§ Short task: Restate each entry word for word, leaving nothing out.

Collected data entries
==============================

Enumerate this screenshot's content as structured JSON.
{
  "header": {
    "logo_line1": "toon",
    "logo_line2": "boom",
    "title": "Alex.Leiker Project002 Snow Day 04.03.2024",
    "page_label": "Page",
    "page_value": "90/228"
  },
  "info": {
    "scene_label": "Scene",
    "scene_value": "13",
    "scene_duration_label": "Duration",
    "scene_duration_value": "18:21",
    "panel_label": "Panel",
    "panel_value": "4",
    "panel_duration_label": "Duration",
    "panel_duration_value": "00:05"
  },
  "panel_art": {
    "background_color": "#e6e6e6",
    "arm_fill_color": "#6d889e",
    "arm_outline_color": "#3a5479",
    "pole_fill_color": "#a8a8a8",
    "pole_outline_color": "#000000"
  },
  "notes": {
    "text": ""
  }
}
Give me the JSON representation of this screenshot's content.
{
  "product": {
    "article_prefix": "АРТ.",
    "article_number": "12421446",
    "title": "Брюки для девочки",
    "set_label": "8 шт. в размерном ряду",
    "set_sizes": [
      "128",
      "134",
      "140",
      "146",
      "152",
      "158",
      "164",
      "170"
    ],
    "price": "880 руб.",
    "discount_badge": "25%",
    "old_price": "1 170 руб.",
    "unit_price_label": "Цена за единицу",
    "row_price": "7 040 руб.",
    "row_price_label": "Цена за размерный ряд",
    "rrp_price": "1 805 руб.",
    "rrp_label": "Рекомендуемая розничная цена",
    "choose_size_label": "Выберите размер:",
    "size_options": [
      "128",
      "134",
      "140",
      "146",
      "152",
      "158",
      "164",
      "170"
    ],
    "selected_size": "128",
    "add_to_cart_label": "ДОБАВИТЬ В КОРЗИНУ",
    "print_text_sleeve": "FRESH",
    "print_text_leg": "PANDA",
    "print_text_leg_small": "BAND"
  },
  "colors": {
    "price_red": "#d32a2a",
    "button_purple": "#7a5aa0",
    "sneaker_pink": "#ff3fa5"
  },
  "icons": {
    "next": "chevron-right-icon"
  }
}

==============================

§ Finished task:
Enumerate this screenshot's content as structured JSON.
{
  "header": {
    "logo_line1": "toon",
    "logo_line2": "boom",
    "title": "Alex.Leiker Project002 Snow Day 04.03.2024",
    "page_label": "Page",
    "page_value": "90/228"
  },
  "info": {
    "scene_label": "Scene",
    "scene_value": "13",
    "scene_duration_label": "Duration",
    "scene_duration_value": "18:21",
    "panel_label": "Panel",
    "panel_value": "4",
    "panel_duration_label": "Duration",
    "panel_duration_value": "00:05"
  },
  "panel_art": {
    "background_color": "#e6e6e6",
    "arm_fill_color": "#6d889e",
    "arm_outline_color": "#3a5479",
    "pole_fill_color": "#a8a8a8",
    "pole_outline_color": "#000000"
  },
  "notes": {
    "text": ""
  }
}
Give me the JSON representation of this screenshot's content.
{
  "product": {
    "article_prefix": "АРТ.",
    "article_number": "12421446",
    "title": "Брюки для девочки",
    "set_label": "8 шт. в размерном ряду",
    "set_sizes": [
      "128",
      "134",
      "140",
      "146",
      "152",
      "158",
      "164",
      "170"
    ],
    "price": "880 руб.",
    "discount_badge": "25%",
    "old_price": "1 170 руб.",
    "unit_price_label": "Цена за единицу",
    "row_price": "7 040 руб.",
    "row_price_label": "Цена за размерный ряд",
    "rrp_price": "1 805 руб.",
    "rrp_label": "Рекомендуемая розничная цена",
    "choose_size_label": "Выберите размер:",
    "size_options": [
      "128",
      "134",
      "140",
      "146",
      "152",
      "158",
      "164",
      "170"
    ],
    "selected_size": "128",
    "add_to_cart_label": "ДОБАВИТЬ В КОРЗИНУ",
    "print_text_sleeve": "FRESH",
    "print_text_leg": "PANDA",
    "print_text_leg_small": "BAND"
  },
  "colors": {
    "price_red": "#d32a2a",
    "button_purple": "#7a5aa0",
    "sneaker_pink": "#ff3fa5"
  },
  "icons": {
    "next": "chevron-right-icon"
  }
}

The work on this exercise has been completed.